» **WORK REQUIRED**
Exactly reproduce each entry, leaving out nothing.

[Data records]
"""
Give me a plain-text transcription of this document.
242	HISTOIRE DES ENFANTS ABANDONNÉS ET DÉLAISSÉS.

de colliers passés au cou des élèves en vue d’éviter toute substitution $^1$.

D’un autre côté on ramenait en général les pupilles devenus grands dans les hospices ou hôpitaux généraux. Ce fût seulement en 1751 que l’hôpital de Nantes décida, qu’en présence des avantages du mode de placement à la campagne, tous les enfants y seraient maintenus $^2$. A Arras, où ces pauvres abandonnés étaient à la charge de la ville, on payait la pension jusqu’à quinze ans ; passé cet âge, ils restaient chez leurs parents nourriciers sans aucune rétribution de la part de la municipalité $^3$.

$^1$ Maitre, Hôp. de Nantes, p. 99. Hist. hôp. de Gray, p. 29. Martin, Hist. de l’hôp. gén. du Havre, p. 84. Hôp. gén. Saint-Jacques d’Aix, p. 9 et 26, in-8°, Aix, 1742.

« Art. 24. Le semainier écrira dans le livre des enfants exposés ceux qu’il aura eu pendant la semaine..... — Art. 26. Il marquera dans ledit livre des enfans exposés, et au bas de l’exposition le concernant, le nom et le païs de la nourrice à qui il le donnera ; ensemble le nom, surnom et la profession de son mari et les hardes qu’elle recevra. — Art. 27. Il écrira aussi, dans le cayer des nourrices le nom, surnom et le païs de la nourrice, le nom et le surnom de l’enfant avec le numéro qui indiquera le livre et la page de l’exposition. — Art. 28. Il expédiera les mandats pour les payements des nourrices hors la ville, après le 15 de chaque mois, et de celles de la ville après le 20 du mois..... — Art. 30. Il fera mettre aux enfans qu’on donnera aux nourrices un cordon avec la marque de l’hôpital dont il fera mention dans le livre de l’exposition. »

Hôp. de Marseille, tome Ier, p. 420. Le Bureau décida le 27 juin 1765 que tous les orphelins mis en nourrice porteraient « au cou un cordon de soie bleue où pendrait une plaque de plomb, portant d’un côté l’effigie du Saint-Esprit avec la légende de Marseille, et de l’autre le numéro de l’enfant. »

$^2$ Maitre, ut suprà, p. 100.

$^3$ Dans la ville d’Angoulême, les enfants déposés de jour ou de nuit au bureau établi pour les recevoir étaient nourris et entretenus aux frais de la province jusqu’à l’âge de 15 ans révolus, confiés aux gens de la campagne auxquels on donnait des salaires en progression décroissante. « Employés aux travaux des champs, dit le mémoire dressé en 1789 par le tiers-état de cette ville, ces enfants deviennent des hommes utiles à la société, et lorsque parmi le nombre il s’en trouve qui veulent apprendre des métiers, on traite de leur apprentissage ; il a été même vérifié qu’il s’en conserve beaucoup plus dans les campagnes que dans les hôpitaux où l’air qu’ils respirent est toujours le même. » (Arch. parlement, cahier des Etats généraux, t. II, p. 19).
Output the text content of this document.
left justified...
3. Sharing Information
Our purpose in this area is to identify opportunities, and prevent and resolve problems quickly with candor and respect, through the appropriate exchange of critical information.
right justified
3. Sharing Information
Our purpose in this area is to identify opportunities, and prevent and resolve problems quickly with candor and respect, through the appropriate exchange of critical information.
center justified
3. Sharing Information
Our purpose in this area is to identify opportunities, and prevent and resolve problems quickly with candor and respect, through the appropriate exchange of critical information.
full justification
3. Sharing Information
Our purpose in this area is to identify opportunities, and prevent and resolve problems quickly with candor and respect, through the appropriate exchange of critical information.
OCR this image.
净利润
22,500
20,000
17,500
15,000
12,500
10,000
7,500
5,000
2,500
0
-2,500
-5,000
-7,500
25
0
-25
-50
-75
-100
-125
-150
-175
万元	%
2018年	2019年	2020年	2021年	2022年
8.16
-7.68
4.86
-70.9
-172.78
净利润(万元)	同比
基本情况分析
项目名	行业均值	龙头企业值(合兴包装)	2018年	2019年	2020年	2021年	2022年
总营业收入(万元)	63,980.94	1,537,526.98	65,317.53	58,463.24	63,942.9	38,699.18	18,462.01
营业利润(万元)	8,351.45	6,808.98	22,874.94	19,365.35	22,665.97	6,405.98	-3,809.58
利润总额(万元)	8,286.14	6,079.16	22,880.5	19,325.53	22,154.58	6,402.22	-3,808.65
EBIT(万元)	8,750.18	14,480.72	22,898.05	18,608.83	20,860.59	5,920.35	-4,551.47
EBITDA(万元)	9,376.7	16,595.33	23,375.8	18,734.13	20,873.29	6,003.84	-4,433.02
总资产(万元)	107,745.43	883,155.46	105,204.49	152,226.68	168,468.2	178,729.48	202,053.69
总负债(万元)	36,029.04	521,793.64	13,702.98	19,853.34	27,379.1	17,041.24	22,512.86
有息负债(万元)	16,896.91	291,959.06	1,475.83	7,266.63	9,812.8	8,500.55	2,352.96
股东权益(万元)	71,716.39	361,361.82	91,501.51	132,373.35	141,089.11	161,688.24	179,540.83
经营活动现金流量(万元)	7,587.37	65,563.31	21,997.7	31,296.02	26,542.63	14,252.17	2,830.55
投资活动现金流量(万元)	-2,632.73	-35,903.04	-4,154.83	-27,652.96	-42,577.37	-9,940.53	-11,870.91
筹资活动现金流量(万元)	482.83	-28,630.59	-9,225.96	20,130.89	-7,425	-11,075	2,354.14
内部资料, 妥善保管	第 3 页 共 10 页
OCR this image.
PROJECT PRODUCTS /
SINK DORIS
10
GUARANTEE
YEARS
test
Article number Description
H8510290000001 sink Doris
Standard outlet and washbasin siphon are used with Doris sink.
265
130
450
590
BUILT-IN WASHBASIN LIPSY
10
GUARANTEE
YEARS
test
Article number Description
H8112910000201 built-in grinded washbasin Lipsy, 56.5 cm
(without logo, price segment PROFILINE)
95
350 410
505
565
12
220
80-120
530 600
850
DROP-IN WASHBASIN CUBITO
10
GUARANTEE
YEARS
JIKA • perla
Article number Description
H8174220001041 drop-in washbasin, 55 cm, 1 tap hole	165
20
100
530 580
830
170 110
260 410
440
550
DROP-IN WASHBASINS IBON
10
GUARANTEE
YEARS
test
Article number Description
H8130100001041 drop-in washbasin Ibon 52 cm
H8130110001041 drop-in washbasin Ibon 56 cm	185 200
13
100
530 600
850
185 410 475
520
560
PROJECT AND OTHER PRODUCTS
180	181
"""
» **ANSWER FOR THE TASK**
Give me a plain-text transcription of this document.
242	HISTOIRE DES ENFANTS ABANDONNÉS ET DÉLAISSÉS.

de colliers passés au cou des élèves en vue d’éviter toute substitution $^1$.

D’un autre côté on ramenait en général les pupilles devenus grands dans les hospices ou hôpitaux généraux. Ce fût seulement en 1751 que l’hôpital de Nantes décida, qu’en présence des avantages du mode de placement à la campagne, tous les enfants y seraient maintenus $^2$. A Arras, où ces pauvres abandonnés étaient à la charge de la ville, on payait la pension jusqu’à quinze ans ; passé cet âge, ils restaient chez leurs parents nourriciers sans aucune rétribution de la part de la municipalité $^3$.

$^1$ Maitre, Hôp. de Nantes, p. 99. Hist. hôp. de Gray, p. 29. Martin, Hist. de l’hôp. gén. du Havre, p. 84. Hôp. gén. Saint-Jacques d’Aix, p. 9 et 26, in-8°, Aix, 1742.

« Art. 24. Le semainier écrira dans le livre des enfants exposés ceux qu’il aura eu pendant la semaine..... — Art. 26. Il marquera dans ledit livre des enfans exposés, et au bas de l’exposition le concernant, le nom et le païs de la nourrice à qui il le donnera ; ensemble le nom, surnom et la profession de son mari et les hardes qu’elle recevra. — Art. 27. Il écrira aussi, dans le cayer des nourrices le nom, surnom et le païs de la nourrice, le nom et le surnom de l’enfant avec le numéro qui indiquera le livre et la page de l’exposition. — Art. 28. Il expédiera les mandats pour les payements des nourrices hors la ville, après le 15 de chaque mois, et de celles de la ville après le 20 du mois..... — Art. 30. Il fera mettre aux enfans qu’on donnera aux nourrices un cordon avec la marque de l’hôpital dont il fera mention dans le livre de l’exposition. »

Hôp. de Marseille, tome Ier, p. 420. Le Bureau décida le 27 juin 1765 que tous les orphelins mis en nourrice porteraient « au cou un cordon de soie bleue où pendrait une plaque de plomb, portant d’un côté l’effigie du Saint-Esprit avec la légende de Marseille, et de l’autre le numéro de l’enfant. »

$^2$ Maitre, ut suprà, p. 100.

$^3$ Dans la ville d’Angoulême, les enfants déposés de jour ou de nuit au bureau établi pour les recevoir étaient nourris et entretenus aux frais de la province jusqu’à l’âge de 15 ans révolus, confiés aux gens de la campagne auxquels on donnait des salaires en progression décroissante. « Employés aux travaux des champs, dit le mémoire dressé en 1789 par le tiers-état de cette ville, ces enfants deviennent des hommes utiles à la société, et lorsque parmi le nombre il s’en trouve qui veulent apprendre des métiers, on traite de leur apprentissage ; il a été même vérifié qu’il s’en conserve beaucoup plus dans les campagnes que dans les hôpitaux où l’air qu’ils respirent est toujours le même. » (Arch. parlement, cahier des Etats généraux, t. II, p. 19).
Output the text content of this document.
left justified...
3. Sharing Information
Our purpose in this area is to identify opportunities, and prevent and resolve problems quickly with candor and respect, through the appropriate exchange of critical information.
right justified
3. Sharing Information
Our purpose in this area is to identify opportunities, and prevent and resolve problems quickly with candor and respect, through the appropriate exchange of critical information.
center justified
3. Sharing Information
Our purpose in this area is to identify opportunities, and prevent and resolve problems quickly with candor and respect, through the appropriate exchange of critical information.
full justification
3. Sharing Information
Our purpose in this area is to identify opportunities, and prevent and resolve problems quickly with candor and respect, through the appropriate exchange of critical information.
OCR this image.
净利润
22,500
20,000
17,500
15,000
12,500
10,000
7,500
5,000
2,500
0
-2,500
-5,000
-7,500
25
0
-25
-50
-75
-100
-125
-150
-175
万元	%
2018年	2019年	2020年	2021年	2022年
8.16
-7.68
4.86
-70.9
-172.78
净利润(万元)	同比
基本情况分析
项目名	行业均值	龙头企业值(合兴包装)	2018年	2019年	2020年	2021年	2022年
总营业收入(万元)	63,980.94	1,537,526.98	65,317.53	58,463.24	63,942.9	38,699.18	18,462.01
营业利润(万元)	8,351.45	6,808.98	22,874.94	19,365.35	22,665.97	6,405.98	-3,809.58
利润总额(万元)	8,286.14	6,079.16	22,880.5	19,325.53	22,154.58	6,402.22	-3,808.65
EBIT(万元)	8,750.18	14,480.72	22,898.05	18,608.83	20,860.59	5,920.35	-4,551.47
EBITDA(万元)	9,376.7	16,595.33	23,375.8	18,734.13	20,873.29	6,003.84	-4,433.02
总资产(万元)	107,745.43	883,155.46	105,204.49	152,226.68	168,468.2	178,729.48	202,053.69
总负债(万元)	36,029.04	521,793.64	13,702.98	19,853.34	27,379.1	17,041.24	22,512.86
有息负债(万元)	16,896.91	291,959.06	1,475.83	7,266.63	9,812.8	8,500.55	2,352.96
股东权益(万元)	71,716.39	361,361.82	91,501.51	132,373.35	141,089.11	161,688.24	179,540.83
经营活动现金流量(万元)	7,587.37	65,563.31	21,997.7	31,296.02	26,542.63	14,252.17	2,830.55
投资活动现金流量(万元)	-2,632.73	-35,903.04	-4,154.83	-27,652.96	-42,577.37	-9,940.53	-11,870.91
筹资活动现金流量(万元)	482.83	-28,630.59	-9,225.96	20,130.89	-7,425	-11,075	2,354.14
内部资料, 妥善保管	第 3 页 共 10 页
OCR this image.
PROJECT PRODUCTS /
SINK DORIS
10
GUARANTEE
YEARS
test
Article number Description
H8510290000001 sink Doris
Standard outlet and washbasin siphon are used with Doris sink.
265
130
450
590
BUILT-IN WASHBASIN LIPSY
10
GUARANTEE
YEARS
test
Article number Description
H8112910000201 built-in grinded washbasin Lipsy, 56.5 cm
(without logo, price segment PROFILINE)
95
350 410
505
565
12
220
80-120
530 600
850
DROP-IN WASHBASIN CUBITO
10
GUARANTEE
YEARS
JIKA • perla
Article number Description
H8174220001041 drop-in washbasin, 55 cm, 1 tap hole	165
20
100
530 580
830
170 110
260 410
440
550
DROP-IN WASHBASINS IBON
10
GUARANTEE
YEARS
test
Article number Description
H8130100001041 drop-in washbasin Ibon 52 cm
H8130110001041 drop-in washbasin Ibon 56 cm	185 200
13
100
530 600
850
185 410 475
520
560
PROJECT AND OTHER PRODUCTS
180	181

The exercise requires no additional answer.